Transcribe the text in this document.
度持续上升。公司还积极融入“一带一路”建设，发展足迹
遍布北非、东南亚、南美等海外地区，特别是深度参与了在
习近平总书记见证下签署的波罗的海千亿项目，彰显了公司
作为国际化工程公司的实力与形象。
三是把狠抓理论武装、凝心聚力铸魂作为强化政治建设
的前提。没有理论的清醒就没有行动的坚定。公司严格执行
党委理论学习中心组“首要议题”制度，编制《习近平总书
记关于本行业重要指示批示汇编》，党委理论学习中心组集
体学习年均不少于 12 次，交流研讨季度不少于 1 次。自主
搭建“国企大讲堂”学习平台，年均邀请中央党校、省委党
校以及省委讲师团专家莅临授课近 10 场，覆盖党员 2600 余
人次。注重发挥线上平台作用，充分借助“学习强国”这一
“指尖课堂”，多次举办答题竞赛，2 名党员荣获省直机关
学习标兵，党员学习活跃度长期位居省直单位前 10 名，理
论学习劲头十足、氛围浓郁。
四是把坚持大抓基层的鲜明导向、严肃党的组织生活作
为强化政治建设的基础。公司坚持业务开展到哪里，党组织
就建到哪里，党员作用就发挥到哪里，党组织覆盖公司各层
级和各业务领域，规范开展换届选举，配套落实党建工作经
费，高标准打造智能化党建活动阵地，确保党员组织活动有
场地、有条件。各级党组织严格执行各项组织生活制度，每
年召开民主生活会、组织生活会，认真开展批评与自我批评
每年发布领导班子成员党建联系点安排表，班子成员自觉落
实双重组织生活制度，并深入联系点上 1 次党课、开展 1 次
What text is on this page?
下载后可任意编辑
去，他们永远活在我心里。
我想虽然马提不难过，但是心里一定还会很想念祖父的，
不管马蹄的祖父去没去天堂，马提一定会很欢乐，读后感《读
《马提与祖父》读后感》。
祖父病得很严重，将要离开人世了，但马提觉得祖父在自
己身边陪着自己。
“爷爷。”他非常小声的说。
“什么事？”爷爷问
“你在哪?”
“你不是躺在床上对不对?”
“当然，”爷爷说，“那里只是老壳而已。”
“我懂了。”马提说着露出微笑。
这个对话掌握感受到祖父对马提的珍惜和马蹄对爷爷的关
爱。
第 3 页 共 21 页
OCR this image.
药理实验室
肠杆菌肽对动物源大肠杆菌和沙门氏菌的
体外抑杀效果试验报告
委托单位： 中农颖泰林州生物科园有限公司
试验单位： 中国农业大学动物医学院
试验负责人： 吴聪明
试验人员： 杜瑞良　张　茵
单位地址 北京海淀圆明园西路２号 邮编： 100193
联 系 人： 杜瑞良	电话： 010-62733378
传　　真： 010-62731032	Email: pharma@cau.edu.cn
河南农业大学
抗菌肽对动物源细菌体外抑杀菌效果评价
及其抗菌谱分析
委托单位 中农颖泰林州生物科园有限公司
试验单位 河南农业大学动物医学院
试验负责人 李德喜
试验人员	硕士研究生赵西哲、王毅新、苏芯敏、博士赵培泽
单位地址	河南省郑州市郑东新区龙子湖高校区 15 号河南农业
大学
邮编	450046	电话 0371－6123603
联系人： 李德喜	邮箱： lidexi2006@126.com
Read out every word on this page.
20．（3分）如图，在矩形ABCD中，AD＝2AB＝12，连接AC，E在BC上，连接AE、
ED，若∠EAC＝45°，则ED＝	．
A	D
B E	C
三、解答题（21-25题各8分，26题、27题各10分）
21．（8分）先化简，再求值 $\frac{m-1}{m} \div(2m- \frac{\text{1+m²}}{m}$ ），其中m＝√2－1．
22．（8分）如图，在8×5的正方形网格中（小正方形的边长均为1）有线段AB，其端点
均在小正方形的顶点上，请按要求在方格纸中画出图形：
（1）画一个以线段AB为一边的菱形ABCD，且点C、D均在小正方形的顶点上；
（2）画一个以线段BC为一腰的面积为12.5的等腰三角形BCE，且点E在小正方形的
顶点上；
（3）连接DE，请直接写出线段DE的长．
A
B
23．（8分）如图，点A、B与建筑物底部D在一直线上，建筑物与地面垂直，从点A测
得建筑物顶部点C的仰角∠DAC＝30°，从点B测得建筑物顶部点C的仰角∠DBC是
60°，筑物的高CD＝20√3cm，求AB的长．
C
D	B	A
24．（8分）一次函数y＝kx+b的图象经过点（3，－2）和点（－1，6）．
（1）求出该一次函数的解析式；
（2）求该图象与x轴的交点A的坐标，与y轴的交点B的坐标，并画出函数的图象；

* [What to do] Output the complete data exactly as written.

* [Expected answer]
Transcribe the text in this document.
度持续上升。公司还积极融入“一带一路”建设，发展足迹
遍布北非、东南亚、南美等海外地区，特别是深度参与了在
习近平总书记见证下签署的波罗的海千亿项目，彰显了公司
作为国际化工程公司的实力与形象。
三是把狠抓理论武装、凝心聚力铸魂作为强化政治建设
的前提。没有理论的清醒就没有行动的坚定。公司严格执行
党委理论学习中心组“首要议题”制度，编制《习近平总书
记关于本行业重要指示批示汇编》，党委理论学习中心组集
体学习年均不少于 12 次，交流研讨季度不少于 1 次。自主
搭建“国企大讲堂”学习平台，年均邀请中央党校、省委党
校以及省委讲师团专家莅临授课近 10 场，覆盖党员 2600 余
人次。注重发挥线上平台作用，充分借助“学习强国”这一
“指尖课堂”，多次举办答题竞赛，2 名党员荣获省直机关
学习标兵，党员学习活跃度长期位居省直单位前 10 名，理
论学习劲头十足、氛围浓郁。
四是把坚持大抓基层的鲜明导向、严肃党的组织生活作
为强化政治建设的基础。公司坚持业务开展到哪里，党组织
就建到哪里，党员作用就发挥到哪里，党组织覆盖公司各层
级和各业务领域，规范开展换届选举，配套落实党建工作经
费，高标准打造智能化党建活动阵地，确保党员组织活动有
场地、有条件。各级党组织严格执行各项组织生活制度，每
年召开民主生活会、组织生活会，认真开展批评与自我批评
每年发布领导班子成员党建联系点安排表，班子成员自觉落
实双重组织生活制度，并深入联系点上 1 次党课、开展 1 次
What text is on this page?
下载后可任意编辑
去，他们永远活在我心里。
我想虽然马提不难过，但是心里一定还会很想念祖父的，
不管马蹄的祖父去没去天堂，马提一定会很欢乐，读后感《读
《马提与祖父》读后感》。
祖父病得很严重，将要离开人世了，但马提觉得祖父在自
己身边陪着自己。
“爷爷。”他非常小声的说。
“什么事？”爷爷问
“你在哪?”
“你不是躺在床上对不对?”
“当然，”爷爷说，“那里只是老壳而已。”
“我懂了。”马提说着露出微笑。
这个对话掌握感受到祖父对马提的珍惜和马蹄对爷爷的关
爱。
第 3 页 共 21 页
OCR this image.
药理实验室
肠杆菌肽对动物源大肠杆菌和沙门氏菌的
体外抑杀效果试验报告
委托单位： 中农颖泰林州生物科园有限公司
试验单位： 中国农业大学动物医学院
试验负责人： 吴聪明
试验人员： 杜瑞良　张　茵
单位地址 北京海淀圆明园西路２号 邮编： 100193
联 系 人： 杜瑞良	电话： 010-62733378
传　　真： 010-62731032	Email: pharma@cau.edu.cn
河南农业大学
抗菌肽对动物源细菌体外抑杀菌效果评价
及其抗菌谱分析
委托单位 中农颖泰林州生物科园有限公司
试验单位 河南农业大学动物医学院
试验负责人 李德喜
试验人员	硕士研究生赵西哲、王毅新、苏芯敏、博士赵培泽
单位地址	河南省郑州市郑东新区龙子湖高校区 15 号河南农业
大学
邮编	450046	电话 0371－6123603
联系人： 李德喜	邮箱： lidexi2006@126.com
Read out every word on this page.
20．（3分）如图，在矩形ABCD中，AD＝2AB＝12，连接AC，E在BC上，连接AE、
ED，若∠EAC＝45°，则ED＝	．
A	D
B E	C
三、解答题（21-25题各8分，26题、27题各10分）
21．（8分）先化简，再求值 $\frac{m-1}{m} \div(2m- \frac{\text{1+m²}}{m}$ ），其中m＝√2－1．
22．（8分）如图，在8×5的正方形网格中（小正方形的边长均为1）有线段AB，其端点
均在小正方形的顶点上，请按要求在方格纸中画出图形：
（1）画一个以线段AB为一边的菱形ABCD，且点C、D均在小正方形的顶点上；
（2）画一个以线段BC为一腰的面积为12.5的等腰三角形BCE，且点E在小正方形的
顶点上；
（3）连接DE，请直接写出线段DE的长．
A
B
23．（8分）如图，点A、B与建筑物底部D在一直线上，建筑物与地面垂直，从点A测
得建筑物顶部点C的仰角∠DAC＝30°，从点B测得建筑物顶部点C的仰角∠DBC是
60°，筑物的高CD＝20√3cm，求AB的长．
C
D	B	A
24．（8分）一次函数y＝kx+b的图象经过点（3，－2）和点（－1，6）．
（1）求出该一次函数的解析式；
（2）求该图象与x轴的交点A的坐标，与y轴的交点B的坐标，并画出函数的图象；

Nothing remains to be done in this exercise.